Problem to solve: Across the listing below, count the lines that mention the string "annotation". Reply with the figure only.

▬▬▬▬▬▬

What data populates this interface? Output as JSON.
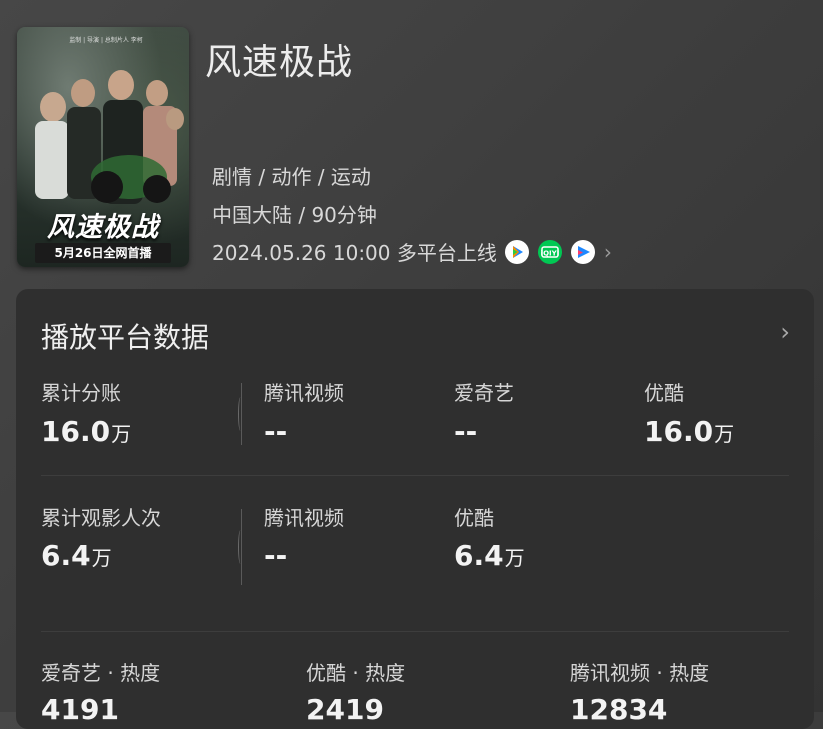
{
  "movie": {
    "title": "风速极战",
    "genres": "剧情 / 动作 / 运动",
    "region_duration": "中国大陆 / 90分钟",
    "release": "2024.05.26 10:00 多平台上线",
    "platform_icons": [
      "tencent-video-icon",
      "iqiyi-icon",
      "youku-icon"
    ]
  },
  "poster": {
    "title_text": "风速极战",
    "date_text": "5月26日全网首播",
    "credit_text": "监制 | 导演 | 总制片人 李柯"
  },
  "card": {
    "title": "播放平台数据",
    "revenue": {
      "label": "累计分账",
      "value": "16.0",
      "unit": "万",
      "platforms": [
        {
          "label": "腾讯视频",
          "value": "--",
          "unit": ""
        },
        {
          "label": "爱奇艺",
          "value": "--",
          "unit": ""
        },
        {
          "label": "优酷",
          "value": "16.0",
          "unit": "万"
        }
      ]
    },
    "views": {
      "label": "累计观影人次",
      "value": "6.4",
      "unit": "万",
      "platforms": [
        {
          "label": "腾讯视频",
          "value": "--",
          "unit": ""
        },
        {
          "label": "优酷",
          "value": "6.4",
          "unit": "万"
        }
      ]
    },
    "heat": [
      {
        "label": "爱奇艺 · 热度",
        "value": "4191"
      },
      {
        "label": "优酷 · 热度",
        "value": "2419"
      },
      {
        "label": "腾讯视频 · 热度",
        "value": "12834"
      }
    ]
  },
  "colors": {
    "background": "#3e3e3e",
    "card": "#2f2f2f",
    "iqiyi_green": "#00c853",
    "youku_blue": "#1e88ff",
    "tencent_orange": "#ff8a00"
  }
}
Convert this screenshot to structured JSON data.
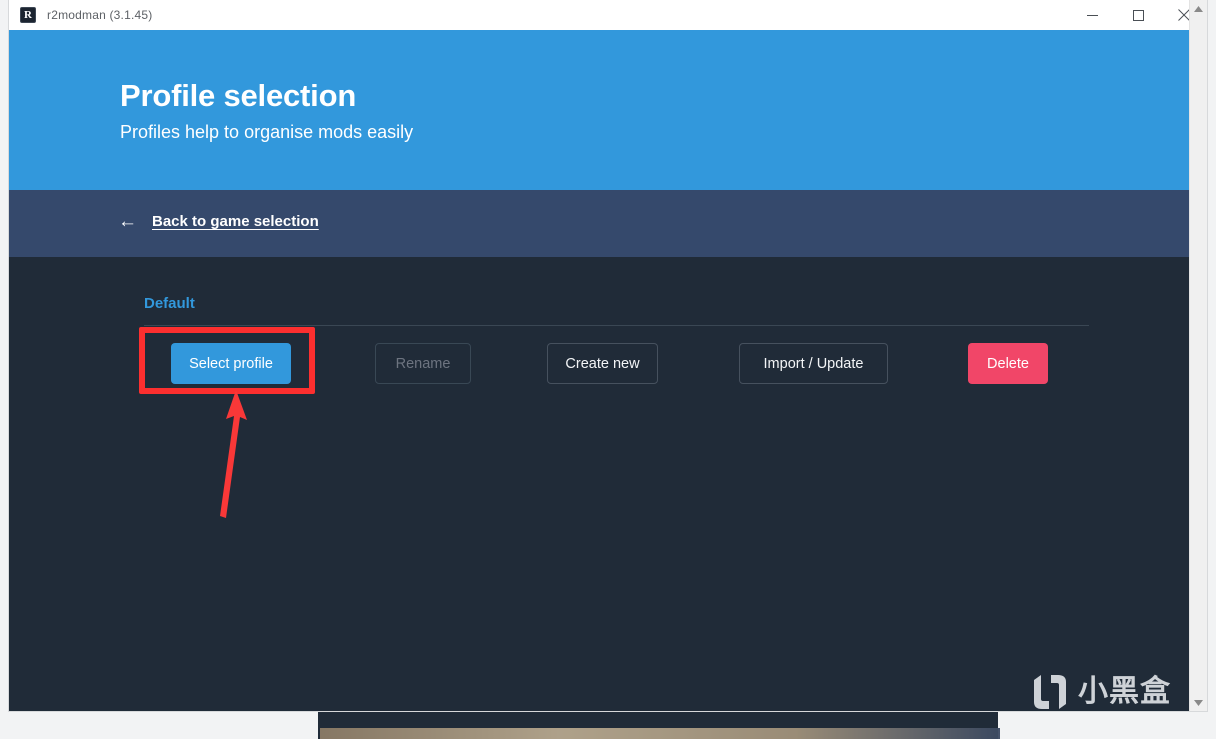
{
  "window": {
    "title": "r2modman (3.1.45)",
    "icon_letter": "R",
    "controls": {
      "minimize": "minimize-icon",
      "maximize": "maximize-icon",
      "close": "close-icon"
    }
  },
  "hero": {
    "title": "Profile selection",
    "subtitle": "Profiles help to organise mods easily",
    "background_color": "#3298dc"
  },
  "nav": {
    "back_label": "Back to game selection",
    "back_icon": "arrow-left-icon",
    "background_color": "#35496c"
  },
  "main": {
    "background_color": "#202b38",
    "profile_name": "Default",
    "profile_name_color": "#3298dc",
    "buttons": [
      {
        "label": "Select profile",
        "style": "primary",
        "color": "#3298dc",
        "disabled": false
      },
      {
        "label": "Rename",
        "style": "disabled",
        "color": "#6d7480",
        "disabled": true
      },
      {
        "label": "Create new",
        "style": "outline",
        "color": "#f3f5f7",
        "disabled": false
      },
      {
        "label": "Import / Update",
        "style": "outline",
        "color": "#f3f5f7",
        "disabled": false
      },
      {
        "label": "Delete",
        "style": "danger",
        "color": "#f14668",
        "disabled": false
      }
    ]
  },
  "annotation": {
    "highlight_color": "#fc2f2f",
    "highlight_target": "Select profile",
    "arrow_icon": "arrow-up-annotation"
  },
  "watermark": {
    "text": "小黑盒",
    "logo_icon": "heybox-logo-icon",
    "color": "#e6eaee"
  },
  "scrollbar": {
    "up_icon": "scroll-up-arrow-icon",
    "down_icon": "scroll-down-arrow-icon",
    "orientation": "vertical"
  }
}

▬▬▬▬▬▬

Response to this exercise: 2